The task = Pictures do not belong in the copy. Return all of the entries exactly.

Supplied data =
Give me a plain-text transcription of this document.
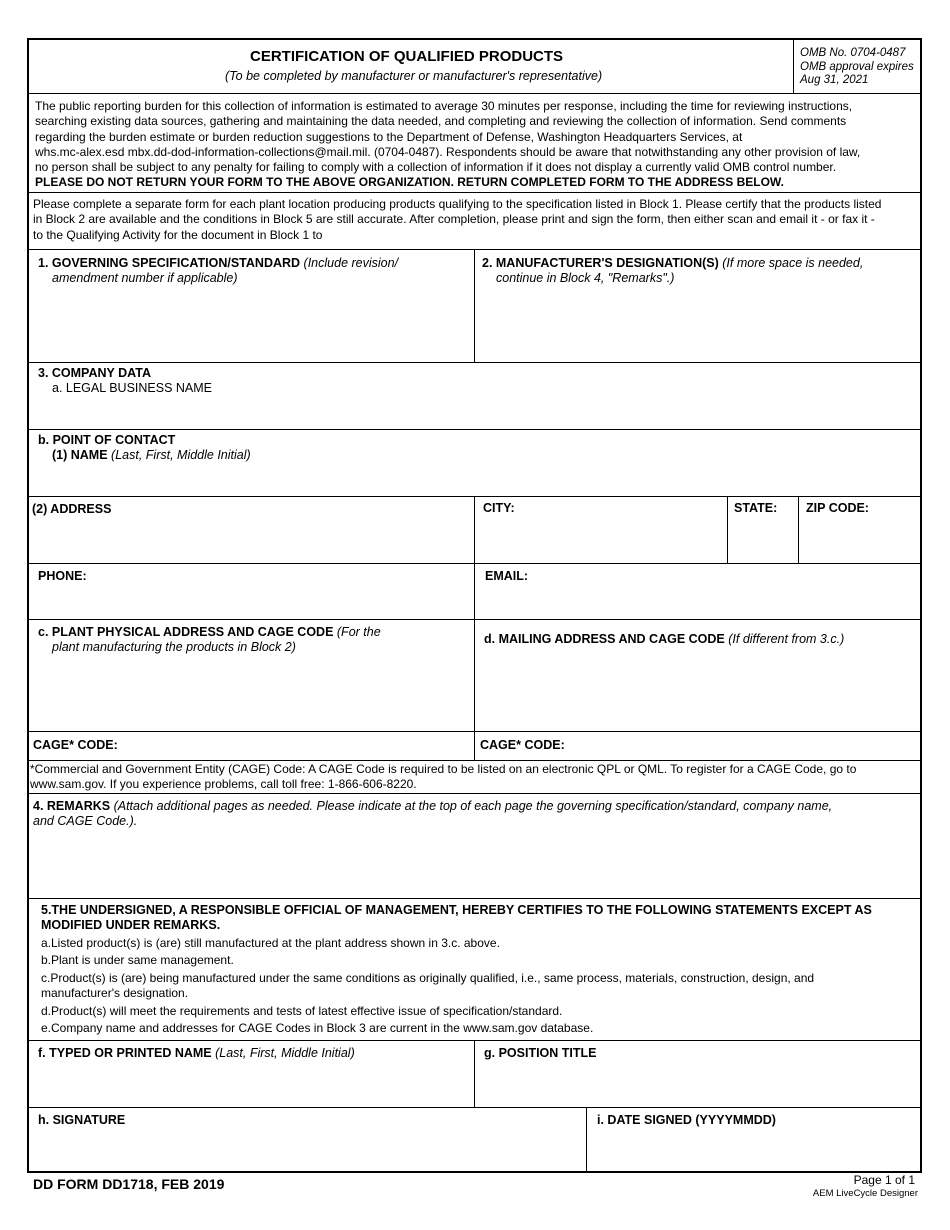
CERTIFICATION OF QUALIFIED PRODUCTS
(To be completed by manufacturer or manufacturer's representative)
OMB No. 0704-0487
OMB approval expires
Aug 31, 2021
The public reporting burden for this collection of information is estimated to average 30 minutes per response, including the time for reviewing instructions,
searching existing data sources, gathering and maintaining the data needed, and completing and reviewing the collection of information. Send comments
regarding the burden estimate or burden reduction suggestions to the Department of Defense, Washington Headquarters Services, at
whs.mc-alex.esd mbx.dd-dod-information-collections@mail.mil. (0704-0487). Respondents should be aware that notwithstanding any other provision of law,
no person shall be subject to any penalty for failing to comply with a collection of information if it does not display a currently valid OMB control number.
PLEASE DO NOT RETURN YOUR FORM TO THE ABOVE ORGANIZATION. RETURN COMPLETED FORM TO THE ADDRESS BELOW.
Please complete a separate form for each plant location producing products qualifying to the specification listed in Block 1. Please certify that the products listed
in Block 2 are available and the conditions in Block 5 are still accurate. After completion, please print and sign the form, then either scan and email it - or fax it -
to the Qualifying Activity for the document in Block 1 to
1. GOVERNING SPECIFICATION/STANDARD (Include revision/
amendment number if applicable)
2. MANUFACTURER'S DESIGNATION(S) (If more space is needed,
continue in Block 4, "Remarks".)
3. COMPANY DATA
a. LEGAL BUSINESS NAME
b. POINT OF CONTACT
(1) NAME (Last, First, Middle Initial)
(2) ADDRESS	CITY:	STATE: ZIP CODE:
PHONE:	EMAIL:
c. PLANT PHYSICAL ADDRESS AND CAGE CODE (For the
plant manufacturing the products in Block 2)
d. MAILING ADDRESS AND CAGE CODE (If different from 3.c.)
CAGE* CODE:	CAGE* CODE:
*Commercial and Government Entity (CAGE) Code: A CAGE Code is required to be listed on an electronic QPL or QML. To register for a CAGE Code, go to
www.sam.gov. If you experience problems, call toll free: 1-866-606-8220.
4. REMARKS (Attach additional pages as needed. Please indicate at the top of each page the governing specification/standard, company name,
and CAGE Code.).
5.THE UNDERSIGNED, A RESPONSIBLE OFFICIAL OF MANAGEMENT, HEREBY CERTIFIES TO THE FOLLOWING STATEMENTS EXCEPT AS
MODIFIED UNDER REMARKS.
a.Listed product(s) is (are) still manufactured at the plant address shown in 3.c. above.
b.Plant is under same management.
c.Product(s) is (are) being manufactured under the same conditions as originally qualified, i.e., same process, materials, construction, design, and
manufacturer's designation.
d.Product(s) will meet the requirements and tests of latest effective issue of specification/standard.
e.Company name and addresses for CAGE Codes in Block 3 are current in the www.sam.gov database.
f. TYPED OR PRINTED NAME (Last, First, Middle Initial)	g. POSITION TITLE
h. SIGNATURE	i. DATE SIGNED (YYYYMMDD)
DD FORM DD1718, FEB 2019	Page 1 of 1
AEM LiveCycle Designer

Task answer =
Give me a plain-text transcription of this document.
CERTIFICATION OF QUALIFIED PRODUCTS
(To be completed by manufacturer or manufacturer's representative)
OMB No. 0704-0487
OMB approval expires
Aug 31, 2021
The public reporting burden for this collection of information is estimated to average 30 minutes per response, including the time for reviewing instructions,
searching existing data sources, gathering and maintaining the data needed, and completing and reviewing the collection of information. Send comments
regarding the burden estimate or burden reduction suggestions to the Department of Defense, Washington Headquarters Services, at
whs.mc-alex.esd mbx.dd-dod-information-collections@mail.mil. (0704-0487). Respondents should be aware that notwithstanding any other provision of law,
no person shall be subject to any penalty for failing to comply with a collection of information if it does not display a currently valid OMB control number.
PLEASE DO NOT RETURN YOUR FORM TO THE ABOVE ORGANIZATION. RETURN COMPLETED FORM TO THE ADDRESS BELOW.
Please complete a separate form for each plant location producing products qualifying to the specification listed in Block 1. Please certify that the products listed
in Block 2 are available and the conditions in Block 5 are still accurate. After completion, please print and sign the form, then either scan and email it - or fax it -
to the Qualifying Activity for the document in Block 1 to
1. GOVERNING SPECIFICATION/STANDARD (Include revision/
amendment number if applicable)
2. MANUFACTURER'S DESIGNATION(S) (If more space is needed,
continue in Block 4, "Remarks".)
3. COMPANY DATA
a. LEGAL BUSINESS NAME
b. POINT OF CONTACT
(1) NAME (Last, First, Middle Initial)
(2) ADDRESS	CITY:	STATE: ZIP CODE:
PHONE:	EMAIL:
c. PLANT PHYSICAL ADDRESS AND CAGE CODE (For the
plant manufacturing the products in Block 2)
d. MAILING ADDRESS AND CAGE CODE (If different from 3.c.)
CAGE* CODE:	CAGE* CODE:
*Commercial and Government Entity (CAGE) Code: A CAGE Code is required to be listed on an electronic QPL or QML. To register for a CAGE Code, go to
www.sam.gov. If you experience problems, call toll free: 1-866-606-8220.
4. REMARKS (Attach additional pages as needed. Please indicate at the top of each page the governing specification/standard, company name,
and CAGE Code.).
5.THE UNDERSIGNED, A RESPONSIBLE OFFICIAL OF MANAGEMENT, HEREBY CERTIFIES TO THE FOLLOWING STATEMENTS EXCEPT AS
MODIFIED UNDER REMARKS.
a.Listed product(s) is (are) still manufactured at the plant address shown in 3.c. above.
b.Plant is under same management.
c.Product(s) is (are) being manufactured under the same conditions as originally qualified, i.e., same process, materials, construction, design, and
manufacturer's designation.
d.Product(s) will meet the requirements and tests of latest effective issue of specification/standard.
e.Company name and addresses for CAGE Codes in Block 3 are current in the www.sam.gov database.
f. TYPED OR PRINTED NAME (Last, First, Middle Initial)	g. POSITION TITLE
h. SIGNATURE	i. DATE SIGNED (YYYYMMDD)
DD FORM DD1718, FEB 2019	Page 1 of 1
AEM LiveCycle Designer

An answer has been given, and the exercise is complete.